*Work to do*
Find the line that contains "Read out every word on this page.". Then set down that line and all the lines after it, to the end of the records, exactly and with nothing added.

*Input rows*
┌──

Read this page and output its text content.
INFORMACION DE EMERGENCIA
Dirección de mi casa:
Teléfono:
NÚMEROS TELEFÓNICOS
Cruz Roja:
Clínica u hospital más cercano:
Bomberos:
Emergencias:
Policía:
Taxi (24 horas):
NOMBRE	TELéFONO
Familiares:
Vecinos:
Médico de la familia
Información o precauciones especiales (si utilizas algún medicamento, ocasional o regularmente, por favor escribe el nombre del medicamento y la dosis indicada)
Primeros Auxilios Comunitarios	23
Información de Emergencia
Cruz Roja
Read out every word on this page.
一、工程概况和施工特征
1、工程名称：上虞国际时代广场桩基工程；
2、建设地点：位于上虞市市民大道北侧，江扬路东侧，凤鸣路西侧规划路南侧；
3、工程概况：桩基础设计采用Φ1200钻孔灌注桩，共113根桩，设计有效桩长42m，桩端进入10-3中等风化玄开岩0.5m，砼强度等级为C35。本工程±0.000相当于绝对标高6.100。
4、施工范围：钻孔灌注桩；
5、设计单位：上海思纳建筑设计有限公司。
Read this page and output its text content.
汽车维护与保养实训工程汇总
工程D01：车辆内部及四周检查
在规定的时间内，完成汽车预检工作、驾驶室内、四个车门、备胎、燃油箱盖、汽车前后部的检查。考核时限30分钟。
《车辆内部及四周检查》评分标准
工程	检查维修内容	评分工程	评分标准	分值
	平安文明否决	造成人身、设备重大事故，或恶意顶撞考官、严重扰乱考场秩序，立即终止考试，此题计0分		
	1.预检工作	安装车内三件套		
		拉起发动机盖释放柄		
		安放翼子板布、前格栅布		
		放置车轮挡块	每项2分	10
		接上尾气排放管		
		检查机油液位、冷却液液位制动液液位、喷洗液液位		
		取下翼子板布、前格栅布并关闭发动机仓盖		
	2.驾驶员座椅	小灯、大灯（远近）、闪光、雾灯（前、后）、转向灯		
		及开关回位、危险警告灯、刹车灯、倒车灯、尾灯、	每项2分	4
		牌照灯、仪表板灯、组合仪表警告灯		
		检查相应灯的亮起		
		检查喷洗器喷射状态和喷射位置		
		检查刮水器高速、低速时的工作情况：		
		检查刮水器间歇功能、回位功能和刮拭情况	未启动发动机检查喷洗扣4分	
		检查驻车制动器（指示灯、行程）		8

└──

*Exercise output*
Read out every word on this page.
一、工程概况和施工特征
1、工程名称：上虞国际时代广场桩基工程；
2、建设地点：位于上虞市市民大道北侧，江扬路东侧，凤鸣路西侧规划路南侧；
3、工程概况：桩基础设计采用Φ1200钻孔灌注桩，共113根桩，设计有效桩长42m，桩端进入10-3中等风化玄开岩0.5m，砼强度等级为C35。本工程±0.000相当于绝对标高6.100。
4、施工范围：钻孔灌注桩；
5、设计单位：上海思纳建筑设计有限公司。
Read this page and output its text content.
汽车维护与保养实训工程汇总
工程D01：车辆内部及四周检查
在规定的时间内，完成汽车预检工作、驾驶室内、四个车门、备胎、燃油箱盖、汽车前后部的检查。考核时限30分钟。
《车辆内部及四周检查》评分标准
工程	检查维修内容	评分工程	评分标准	分值
	平安文明否决	造成人身、设备重大事故，或恶意顶撞考官、严重扰乱考场秩序，立即终止考试，此题计0分		
	1.预检工作	安装车内三件套		
		拉起发动机盖释放柄		
		安放翼子板布、前格栅布		
		放置车轮挡块	每项2分	10
		接上尾气排放管		
		检查机油液位、冷却液液位制动液液位、喷洗液液位		
		取下翼子板布、前格栅布并关闭发动机仓盖		
	2.驾驶员座椅	小灯、大灯（远近）、闪光、雾灯（前、后）、转向灯		
		及开关回位、危险警告灯、刹车灯、倒车灯、尾灯、	每项2分	4
		牌照灯、仪表板灯、组合仪表警告灯		
		检查相应灯的亮起		
		检查喷洗器喷射状态和喷射位置		
		检查刮水器高速、低速时的工作情况：		
		检查刮水器间歇功能、回位功能和刮拭情况	未启动发动机检查喷洗扣4分	
		检查驻车制动器（指示灯、行程）		8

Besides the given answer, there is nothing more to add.